>> Start PROVIDED RECORDS

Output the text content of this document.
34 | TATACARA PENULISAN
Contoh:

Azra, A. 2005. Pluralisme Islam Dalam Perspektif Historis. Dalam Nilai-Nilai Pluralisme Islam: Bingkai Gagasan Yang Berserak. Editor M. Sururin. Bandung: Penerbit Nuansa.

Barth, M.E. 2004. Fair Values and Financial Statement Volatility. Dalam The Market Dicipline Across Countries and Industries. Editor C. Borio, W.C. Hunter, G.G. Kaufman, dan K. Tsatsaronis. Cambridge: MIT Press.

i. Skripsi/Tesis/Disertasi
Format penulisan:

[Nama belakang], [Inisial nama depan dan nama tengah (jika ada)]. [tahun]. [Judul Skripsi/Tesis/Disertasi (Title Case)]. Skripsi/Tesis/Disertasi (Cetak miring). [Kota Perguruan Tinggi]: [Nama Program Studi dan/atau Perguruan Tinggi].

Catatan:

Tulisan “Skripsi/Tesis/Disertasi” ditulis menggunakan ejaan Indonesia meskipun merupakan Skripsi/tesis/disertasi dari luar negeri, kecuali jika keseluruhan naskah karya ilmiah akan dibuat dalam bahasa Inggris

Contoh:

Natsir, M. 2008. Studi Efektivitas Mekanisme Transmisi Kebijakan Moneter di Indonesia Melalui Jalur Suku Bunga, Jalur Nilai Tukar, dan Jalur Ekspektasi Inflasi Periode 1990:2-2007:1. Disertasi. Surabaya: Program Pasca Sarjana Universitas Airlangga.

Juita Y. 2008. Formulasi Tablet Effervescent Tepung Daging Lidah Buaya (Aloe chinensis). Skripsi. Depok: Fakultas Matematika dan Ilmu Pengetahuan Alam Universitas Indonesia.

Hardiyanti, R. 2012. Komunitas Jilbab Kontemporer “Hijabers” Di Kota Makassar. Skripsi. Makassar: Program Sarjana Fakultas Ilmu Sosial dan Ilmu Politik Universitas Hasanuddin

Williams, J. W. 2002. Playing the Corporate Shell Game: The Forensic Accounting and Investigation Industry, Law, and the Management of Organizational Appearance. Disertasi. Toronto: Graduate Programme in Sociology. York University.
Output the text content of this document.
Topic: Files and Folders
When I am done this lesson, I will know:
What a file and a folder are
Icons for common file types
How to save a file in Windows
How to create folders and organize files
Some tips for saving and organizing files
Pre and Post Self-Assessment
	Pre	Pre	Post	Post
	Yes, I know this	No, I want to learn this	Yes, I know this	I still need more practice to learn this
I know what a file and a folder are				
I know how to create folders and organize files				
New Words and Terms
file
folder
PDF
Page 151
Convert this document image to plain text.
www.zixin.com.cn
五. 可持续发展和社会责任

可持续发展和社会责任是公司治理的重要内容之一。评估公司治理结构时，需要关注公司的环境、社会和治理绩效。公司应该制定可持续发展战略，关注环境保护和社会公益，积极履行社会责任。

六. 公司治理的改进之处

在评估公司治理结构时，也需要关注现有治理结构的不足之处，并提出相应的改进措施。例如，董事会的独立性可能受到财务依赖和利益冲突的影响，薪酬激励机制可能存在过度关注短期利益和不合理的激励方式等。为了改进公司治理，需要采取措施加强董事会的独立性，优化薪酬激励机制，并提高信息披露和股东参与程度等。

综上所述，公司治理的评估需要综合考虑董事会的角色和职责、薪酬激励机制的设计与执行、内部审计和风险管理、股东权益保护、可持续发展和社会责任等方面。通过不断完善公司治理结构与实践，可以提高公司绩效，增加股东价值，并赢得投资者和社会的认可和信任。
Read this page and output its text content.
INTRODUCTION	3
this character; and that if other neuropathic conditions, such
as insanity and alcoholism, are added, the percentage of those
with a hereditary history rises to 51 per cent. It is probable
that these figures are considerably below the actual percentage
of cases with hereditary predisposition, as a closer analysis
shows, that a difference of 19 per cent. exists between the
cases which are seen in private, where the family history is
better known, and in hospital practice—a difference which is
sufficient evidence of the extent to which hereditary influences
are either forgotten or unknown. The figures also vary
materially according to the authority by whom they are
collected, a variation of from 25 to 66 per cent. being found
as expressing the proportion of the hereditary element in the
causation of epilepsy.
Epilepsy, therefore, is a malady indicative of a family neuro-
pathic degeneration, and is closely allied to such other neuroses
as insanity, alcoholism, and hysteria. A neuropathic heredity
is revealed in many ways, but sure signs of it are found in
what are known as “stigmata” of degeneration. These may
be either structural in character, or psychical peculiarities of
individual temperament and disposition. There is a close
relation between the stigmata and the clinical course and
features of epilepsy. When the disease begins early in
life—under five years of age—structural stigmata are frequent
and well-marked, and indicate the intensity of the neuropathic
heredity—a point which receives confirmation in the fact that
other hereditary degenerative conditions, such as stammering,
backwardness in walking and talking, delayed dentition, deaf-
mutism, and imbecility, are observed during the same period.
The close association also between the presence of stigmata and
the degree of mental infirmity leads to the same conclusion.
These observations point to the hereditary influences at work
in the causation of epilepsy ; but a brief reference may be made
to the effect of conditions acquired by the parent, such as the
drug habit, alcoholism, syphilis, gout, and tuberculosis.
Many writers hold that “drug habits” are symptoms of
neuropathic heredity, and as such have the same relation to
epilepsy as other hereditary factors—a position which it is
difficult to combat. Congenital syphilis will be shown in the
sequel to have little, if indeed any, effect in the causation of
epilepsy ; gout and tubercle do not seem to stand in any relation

>> End PROVIDED RECORDS

*WHAT IS ASKED:* Filter out all lines lacking the word "syphilis" and copy the rest.

*TASK SOLUTION:*
drug habit, alcoholism, syphilis, gout, and tuberculosis.
difficult to combat. Congenital syphilis will be shown in the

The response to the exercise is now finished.